• _Job_
Repeat all entries exactly.

• _Provided material_
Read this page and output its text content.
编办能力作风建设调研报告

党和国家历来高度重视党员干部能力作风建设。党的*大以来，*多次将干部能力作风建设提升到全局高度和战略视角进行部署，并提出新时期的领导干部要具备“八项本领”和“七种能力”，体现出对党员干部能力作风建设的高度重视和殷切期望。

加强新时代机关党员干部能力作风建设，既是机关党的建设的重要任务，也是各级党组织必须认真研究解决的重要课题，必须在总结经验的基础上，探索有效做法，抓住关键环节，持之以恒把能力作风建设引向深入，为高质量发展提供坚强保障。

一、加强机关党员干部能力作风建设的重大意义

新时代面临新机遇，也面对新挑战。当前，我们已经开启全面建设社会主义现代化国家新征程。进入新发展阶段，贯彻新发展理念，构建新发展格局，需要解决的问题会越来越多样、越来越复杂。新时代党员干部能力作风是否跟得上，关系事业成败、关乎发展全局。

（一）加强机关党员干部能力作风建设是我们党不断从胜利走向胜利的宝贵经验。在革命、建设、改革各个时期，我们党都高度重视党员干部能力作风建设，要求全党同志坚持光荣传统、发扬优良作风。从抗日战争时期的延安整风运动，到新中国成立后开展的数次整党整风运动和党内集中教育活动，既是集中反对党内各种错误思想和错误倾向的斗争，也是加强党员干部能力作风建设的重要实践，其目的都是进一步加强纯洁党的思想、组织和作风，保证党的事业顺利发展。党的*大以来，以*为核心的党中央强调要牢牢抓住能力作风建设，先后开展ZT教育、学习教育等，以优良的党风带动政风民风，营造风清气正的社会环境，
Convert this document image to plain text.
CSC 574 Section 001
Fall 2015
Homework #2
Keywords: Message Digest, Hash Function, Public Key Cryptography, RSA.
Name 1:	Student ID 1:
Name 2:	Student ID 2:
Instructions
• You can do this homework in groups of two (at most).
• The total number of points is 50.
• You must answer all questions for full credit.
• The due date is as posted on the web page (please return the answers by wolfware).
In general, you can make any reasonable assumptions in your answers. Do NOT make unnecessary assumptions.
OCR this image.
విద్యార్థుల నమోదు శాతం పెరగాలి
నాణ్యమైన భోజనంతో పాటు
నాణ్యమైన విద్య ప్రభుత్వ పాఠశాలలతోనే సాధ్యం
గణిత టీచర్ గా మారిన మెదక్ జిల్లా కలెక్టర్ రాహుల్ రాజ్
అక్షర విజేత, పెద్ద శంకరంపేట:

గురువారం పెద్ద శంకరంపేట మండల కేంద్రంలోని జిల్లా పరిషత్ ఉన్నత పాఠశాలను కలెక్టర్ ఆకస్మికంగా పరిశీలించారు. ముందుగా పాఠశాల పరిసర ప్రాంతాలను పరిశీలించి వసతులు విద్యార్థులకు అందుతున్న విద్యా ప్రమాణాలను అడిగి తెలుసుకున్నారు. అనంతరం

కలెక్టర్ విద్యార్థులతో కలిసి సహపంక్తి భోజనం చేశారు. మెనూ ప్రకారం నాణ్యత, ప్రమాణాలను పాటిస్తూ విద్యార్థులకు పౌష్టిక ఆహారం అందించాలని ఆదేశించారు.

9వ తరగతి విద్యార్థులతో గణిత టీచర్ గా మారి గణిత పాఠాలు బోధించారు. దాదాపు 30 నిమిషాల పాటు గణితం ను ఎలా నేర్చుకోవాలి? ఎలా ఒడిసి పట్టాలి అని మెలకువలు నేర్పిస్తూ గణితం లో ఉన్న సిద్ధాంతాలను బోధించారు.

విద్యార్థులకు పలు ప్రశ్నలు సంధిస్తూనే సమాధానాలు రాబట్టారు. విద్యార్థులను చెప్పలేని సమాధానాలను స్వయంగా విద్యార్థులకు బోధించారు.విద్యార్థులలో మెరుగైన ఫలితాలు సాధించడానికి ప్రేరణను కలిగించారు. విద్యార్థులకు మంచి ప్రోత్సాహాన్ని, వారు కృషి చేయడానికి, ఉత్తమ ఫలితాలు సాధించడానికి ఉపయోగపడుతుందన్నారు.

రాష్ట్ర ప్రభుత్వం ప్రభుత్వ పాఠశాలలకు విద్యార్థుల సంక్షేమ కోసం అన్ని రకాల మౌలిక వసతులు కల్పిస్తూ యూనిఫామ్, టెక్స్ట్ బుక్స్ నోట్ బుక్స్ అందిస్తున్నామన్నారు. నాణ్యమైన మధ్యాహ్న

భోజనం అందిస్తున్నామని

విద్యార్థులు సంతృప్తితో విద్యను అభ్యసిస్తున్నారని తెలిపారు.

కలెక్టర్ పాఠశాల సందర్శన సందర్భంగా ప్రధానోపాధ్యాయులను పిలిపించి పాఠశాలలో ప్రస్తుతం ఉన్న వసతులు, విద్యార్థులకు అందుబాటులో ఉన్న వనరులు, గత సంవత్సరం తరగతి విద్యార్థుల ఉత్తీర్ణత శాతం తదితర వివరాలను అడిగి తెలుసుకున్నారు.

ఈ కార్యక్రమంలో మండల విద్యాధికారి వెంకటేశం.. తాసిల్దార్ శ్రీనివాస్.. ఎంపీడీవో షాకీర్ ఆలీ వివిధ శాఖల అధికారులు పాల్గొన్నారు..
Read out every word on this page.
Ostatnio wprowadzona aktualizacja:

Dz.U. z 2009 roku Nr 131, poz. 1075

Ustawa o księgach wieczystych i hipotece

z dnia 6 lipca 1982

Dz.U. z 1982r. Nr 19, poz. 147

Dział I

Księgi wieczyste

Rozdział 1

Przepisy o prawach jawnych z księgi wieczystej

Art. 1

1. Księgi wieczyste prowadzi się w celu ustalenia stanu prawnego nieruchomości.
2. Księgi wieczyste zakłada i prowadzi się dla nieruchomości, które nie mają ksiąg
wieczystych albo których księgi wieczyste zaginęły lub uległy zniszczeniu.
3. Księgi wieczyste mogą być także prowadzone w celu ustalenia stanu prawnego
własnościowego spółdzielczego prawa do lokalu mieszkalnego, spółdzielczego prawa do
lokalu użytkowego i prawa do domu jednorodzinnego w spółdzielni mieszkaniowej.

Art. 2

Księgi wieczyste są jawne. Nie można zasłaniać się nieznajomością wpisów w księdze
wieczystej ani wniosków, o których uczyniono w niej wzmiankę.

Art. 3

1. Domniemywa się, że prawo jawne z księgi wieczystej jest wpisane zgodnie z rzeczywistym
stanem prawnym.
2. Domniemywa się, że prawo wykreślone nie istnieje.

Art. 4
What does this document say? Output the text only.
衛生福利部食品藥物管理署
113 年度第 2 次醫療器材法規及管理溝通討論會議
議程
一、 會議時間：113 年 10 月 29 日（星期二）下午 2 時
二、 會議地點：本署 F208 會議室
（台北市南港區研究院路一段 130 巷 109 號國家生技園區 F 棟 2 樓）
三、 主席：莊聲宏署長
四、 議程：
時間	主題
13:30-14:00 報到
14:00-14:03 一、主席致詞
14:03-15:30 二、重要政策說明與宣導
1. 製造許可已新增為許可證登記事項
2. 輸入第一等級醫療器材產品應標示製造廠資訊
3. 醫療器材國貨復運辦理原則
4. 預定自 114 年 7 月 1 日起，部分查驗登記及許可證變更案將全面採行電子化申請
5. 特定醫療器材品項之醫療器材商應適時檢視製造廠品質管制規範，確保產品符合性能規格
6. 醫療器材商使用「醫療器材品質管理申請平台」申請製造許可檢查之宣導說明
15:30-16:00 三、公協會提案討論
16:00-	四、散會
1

• _Answer to the problem_
Read this page and output its text content.
编办能力作风建设调研报告

党和国家历来高度重视党员干部能力作风建设。党的*大以来，*多次将干部能力作风建设提升到全局高度和战略视角进行部署，并提出新时期的领导干部要具备“八项本领”和“七种能力”，体现出对党员干部能力作风建设的高度重视和殷切期望。

加强新时代机关党员干部能力作风建设，既是机关党的建设的重要任务，也是各级党组织必须认真研究解决的重要课题，必须在总结经验的基础上，探索有效做法，抓住关键环节，持之以恒把能力作风建设引向深入，为高质量发展提供坚强保障。

一、加强机关党员干部能力作风建设的重大意义

新时代面临新机遇，也面对新挑战。当前，我们已经开启全面建设社会主义现代化国家新征程。进入新发展阶段，贯彻新发展理念，构建新发展格局，需要解决的问题会越来越多样、越来越复杂。新时代党员干部能力作风是否跟得上，关系事业成败、关乎发展全局。

（一）加强机关党员干部能力作风建设是我们党不断从胜利走向胜利的宝贵经验。在革命、建设、改革各个时期，我们党都高度重视党员干部能力作风建设，要求全党同志坚持光荣传统、发扬优良作风。从抗日战争时期的延安整风运动，到新中国成立后开展的数次整党整风运动和党内集中教育活动，既是集中反对党内各种错误思想和错误倾向的斗争，也是加强党员干部能力作风建设的重要实践，其目的都是进一步加强纯洁党的思想、组织和作风，保证党的事业顺利发展。党的*大以来，以*为核心的党中央强调要牢牢抓住能力作风建设，先后开展ZT教育、学习教育等，以优良的党风带动政风民风，营造风清气正的社会环境，
Convert this document image to plain text.
CSC 574 Section 001
Fall 2015
Homework #2
Keywords: Message Digest, Hash Function, Public Key Cryptography, RSA.
Name 1:	Student ID 1:
Name 2:	Student ID 2:
Instructions
• You can do this homework in groups of two (at most).
• The total number of points is 50.
• You must answer all questions for full credit.
• The due date is as posted on the web page (please return the answers by wolfware).
In general, you can make any reasonable assumptions in your answers. Do NOT make unnecessary assumptions.
OCR this image.
విద్యార్థుల నమోదు శాతం పెరగాలి
నాణ్యమైన భోజనంతో పాటు
నాణ్యమైన విద్య ప్రభుత్వ పాఠశాలలతోనే సాధ్యం
గణిత టీచర్ గా మారిన మెదక్ జిల్లా కలెక్టర్ రాహుల్ రాజ్
అక్షర విజేత, పెద్ద శంకరంపేట:

గురువారం పెద్ద శంకరంపేట మండల కేంద్రంలోని జిల్లా పరిషత్ ఉన్నత పాఠశాలను కలెక్టర్ ఆకస్మికంగా పరిశీలించారు. ముందుగా పాఠశాల పరిసర ప్రాంతాలను పరిశీలించి వసతులు విద్యార్థులకు అందుతున్న విద్యా ప్రమాణాలను అడిగి తెలుసుకున్నారు. అనంతరం

కలెక్టర్ విద్యార్థులతో కలిసి సహపంక్తి భోజనం చేశారు. మెనూ ప్రకారం నాణ్యత, ప్రమాణాలను పాటిస్తూ విద్యార్థులకు పౌష్టిక ఆహారం అందించాలని ఆదేశించారు.

9వ తరగతి విద్యార్థులతో గణిత టీచర్ గా మారి గణిత పాఠాలు బోధించారు. దాదాపు 30 నిమిషాల పాటు గణితం ను ఎలా నేర్చుకోవాలి? ఎలా ఒడిసి పట్టాలి అని మెలకువలు నేర్పిస్తూ గణితం లో ఉన్న సిద్ధాంతాలను బోధించారు.

విద్యార్థులకు పలు ప్రశ్నలు సంధిస్తూనే సమాధానాలు రాబట్టారు. విద్యార్థులను చెప్పలేని సమాధానాలను స్వయంగా విద్యార్థులకు బోధించారు.విద్యార్థులలో మెరుగైన ఫలితాలు సాధించడానికి ప్రేరణను కలిగించారు. విద్యార్థులకు మంచి ప్రోత్సాహాన్ని, వారు కృషి చేయడానికి, ఉత్తమ ఫలితాలు సాధించడానికి ఉపయోగపడుతుందన్నారు.

రాష్ట్ర ప్రభుత్వం ప్రభుత్వ పాఠశాలలకు విద్యార్థుల సంక్షేమ కోసం అన్ని రకాల మౌలిక వసతులు కల్పిస్తూ యూనిఫామ్, టెక్స్ట్ బుక్స్ నోట్ బుక్స్ అందిస్తున్నామన్నారు. నాణ్యమైన మధ్యాహ్న

భోజనం అందిస్తున్నామని

విద్యార్థులు సంతృప్తితో విద్యను అభ్యసిస్తున్నారని తెలిపారు.

కలెక్టర్ పాఠశాల సందర్శన సందర్భంగా ప్రధానోపాధ్యాయులను పిలిపించి పాఠశాలలో ప్రస్తుతం ఉన్న వసతులు, విద్యార్థులకు అందుబాటులో ఉన్న వనరులు, గత సంవత్సరం తరగతి విద్యార్థుల ఉత్తీర్ణత శాతం తదితర వివరాలను అడిగి తెలుసుకున్నారు.

ఈ కార్యక్రమంలో మండల విద్యాధికారి వెంకటేశం.. తాసిల్దార్ శ్రీనివాస్.. ఎంపీడీవో షాకీర్ ఆలీ వివిధ శాఖల అధికారులు పాల్గొన్నారు..
Read out every word on this page.
Ostatnio wprowadzona aktualizacja:

Dz.U. z 2009 roku Nr 131, poz. 1075

Ustawa o księgach wieczystych i hipotece

z dnia 6 lipca 1982

Dz.U. z 1982r. Nr 19, poz. 147

Dział I

Księgi wieczyste

Rozdział 1

Przepisy o prawach jawnych z księgi wieczystej

Art. 1

1. Księgi wieczyste prowadzi się w celu ustalenia stanu prawnego nieruchomości.
2. Księgi wieczyste zakłada i prowadzi się dla nieruchomości, które nie mają ksiąg
wieczystych albo których księgi wieczyste zaginęły lub uległy zniszczeniu.
3. Księgi wieczyste mogą być także prowadzone w celu ustalenia stanu prawnego
własnościowego spółdzielczego prawa do lokalu mieszkalnego, spółdzielczego prawa do
lokalu użytkowego i prawa do domu jednorodzinnego w spółdzielni mieszkaniowej.

Art. 2

Księgi wieczyste są jawne. Nie można zasłaniać się nieznajomością wpisów w księdze
wieczystej ani wniosków, o których uczyniono w niej wzmiankę.

Art. 3

1. Domniemywa się, że prawo jawne z księgi wieczystej jest wpisane zgodnie z rzeczywistym
stanem prawnym.
2. Domniemywa się, że prawo wykreślone nie istnieje.

Art. 4
What does this document say? Output the text only.
衛生福利部食品藥物管理署
113 年度第 2 次醫療器材法規及管理溝通討論會議
議程
一、 會議時間：113 年 10 月 29 日（星期二）下午 2 時
二、 會議地點：本署 F208 會議室
（台北市南港區研究院路一段 130 巷 109 號國家生技園區 F 棟 2 樓）
三、 主席：莊聲宏署長
四、 議程：
時間	主題
13:30-14:00 報到
14:00-14:03 一、主席致詞
14:03-15:30 二、重要政策說明與宣導
1. 製造許可已新增為許可證登記事項
2. 輸入第一等級醫療器材產品應標示製造廠資訊
3. 醫療器材國貨復運辦理原則
4. 預定自 114 年 7 月 1 日起，部分查驗登記及許可證變更案將全面採行電子化申請
5. 特定醫療器材品項之醫療器材商應適時檢視製造廠品質管制規範，確保產品符合性能規格
6. 醫療器材商使用「醫療器材品質管理申請平台」申請製造許可檢查之宣導說明
15:30-16:00 三、公協會提案討論
16:00-	四、散會
1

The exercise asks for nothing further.